Exercise details: Under this task are some entries; return every one of them exactly.

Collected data
══════════════════════════════

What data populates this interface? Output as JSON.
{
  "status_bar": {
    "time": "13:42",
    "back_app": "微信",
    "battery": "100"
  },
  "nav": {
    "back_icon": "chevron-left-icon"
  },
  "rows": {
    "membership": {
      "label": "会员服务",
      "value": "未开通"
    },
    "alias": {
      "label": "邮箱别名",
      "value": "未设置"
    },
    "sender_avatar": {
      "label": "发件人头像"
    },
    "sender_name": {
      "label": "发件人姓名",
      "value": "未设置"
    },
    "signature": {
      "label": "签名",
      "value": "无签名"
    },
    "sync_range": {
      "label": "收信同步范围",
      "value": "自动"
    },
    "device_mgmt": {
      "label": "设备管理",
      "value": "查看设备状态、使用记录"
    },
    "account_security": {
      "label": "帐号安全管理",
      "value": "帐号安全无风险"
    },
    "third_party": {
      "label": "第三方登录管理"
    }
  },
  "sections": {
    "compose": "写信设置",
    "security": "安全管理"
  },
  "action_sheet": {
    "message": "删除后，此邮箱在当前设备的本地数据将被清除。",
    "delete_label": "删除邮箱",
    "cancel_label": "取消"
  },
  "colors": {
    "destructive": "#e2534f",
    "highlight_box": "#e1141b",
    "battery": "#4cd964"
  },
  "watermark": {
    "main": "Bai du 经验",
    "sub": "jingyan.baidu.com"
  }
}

══════════════════════════════

Response to the exercise:
What data populates this interface? Output as JSON.
{
  "status_bar": {
    "time": "13:42",
    "back_app": "微信",
    "battery": "100"
  },
  "nav": {
    "back_icon": "chevron-left-icon"
  },
  "rows": {
    "membership": {
      "label": "会员服务",
      "value": "未开通"
    },
    "alias": {
      "label": "邮箱别名",
      "value": "未设置"
    },
    "sender_avatar": {
      "label": "发件人头像"
    },
    "sender_name": {
      "label": "发件人姓名",
      "value": "未设置"
    },
    "signature": {
      "label": "签名",
      "value": "无签名"
    },
    "sync_range": {
      "label": "收信同步范围",
      "value": "自动"
    },
    "device_mgmt": {
      "label": "设备管理",
      "value": "查看设备状态、使用记录"
    },
    "account_security": {
      "label": "帐号安全管理",
      "value": "帐号安全无风险"
    },
    "third_party": {
      "label": "第三方登录管理"
    }
  },
  "sections": {
    "compose": "写信设置",
    "security": "安全管理"
  },
  "action_sheet": {
    "message": "删除后，此邮箱在当前设备的本地数据将被清除。",
    "delete_label": "删除邮箱",
    "cancel_label": "取消"
  },
  "colors": {
    "destructive": "#e2534f",
    "highlight_box": "#e1141b",
    "battery": "#4cd964"
  },
  "watermark": {
    "main": "Bai du 经验",
    "sub": "jingyan.baidu.com"
  }
}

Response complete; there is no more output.